▶ SHORT PROBLEM: Reproduce each line that includes the word "name".

▶ GIVEN RECORDS:
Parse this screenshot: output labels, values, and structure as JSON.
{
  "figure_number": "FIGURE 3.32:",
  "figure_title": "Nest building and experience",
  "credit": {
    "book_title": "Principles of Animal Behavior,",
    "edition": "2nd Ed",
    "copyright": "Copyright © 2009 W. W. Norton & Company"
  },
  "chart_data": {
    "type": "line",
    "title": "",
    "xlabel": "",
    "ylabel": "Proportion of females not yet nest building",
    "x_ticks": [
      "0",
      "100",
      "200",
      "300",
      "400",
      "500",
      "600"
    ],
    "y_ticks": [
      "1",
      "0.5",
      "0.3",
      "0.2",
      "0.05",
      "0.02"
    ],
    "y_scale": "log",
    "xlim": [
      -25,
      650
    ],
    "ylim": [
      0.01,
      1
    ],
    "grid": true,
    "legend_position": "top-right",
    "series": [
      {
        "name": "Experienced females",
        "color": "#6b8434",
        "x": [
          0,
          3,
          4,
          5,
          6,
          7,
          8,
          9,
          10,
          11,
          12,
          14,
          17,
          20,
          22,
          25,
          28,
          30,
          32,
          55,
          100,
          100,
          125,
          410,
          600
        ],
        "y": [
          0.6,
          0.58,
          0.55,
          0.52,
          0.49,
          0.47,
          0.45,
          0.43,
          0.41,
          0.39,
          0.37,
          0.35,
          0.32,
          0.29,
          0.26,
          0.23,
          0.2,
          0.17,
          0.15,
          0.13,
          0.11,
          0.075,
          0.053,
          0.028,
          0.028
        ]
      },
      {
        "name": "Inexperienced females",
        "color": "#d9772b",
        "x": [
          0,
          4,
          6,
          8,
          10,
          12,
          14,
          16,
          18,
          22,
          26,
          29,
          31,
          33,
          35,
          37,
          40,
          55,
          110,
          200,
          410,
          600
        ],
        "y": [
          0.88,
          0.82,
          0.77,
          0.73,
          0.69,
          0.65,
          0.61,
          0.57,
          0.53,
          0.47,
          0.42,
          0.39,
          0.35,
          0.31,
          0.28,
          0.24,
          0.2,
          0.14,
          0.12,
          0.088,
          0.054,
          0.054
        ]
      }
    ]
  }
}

▶ ANSWER IN FULL:
        "name": "Experienced females",
        "name": "Inexperienced females",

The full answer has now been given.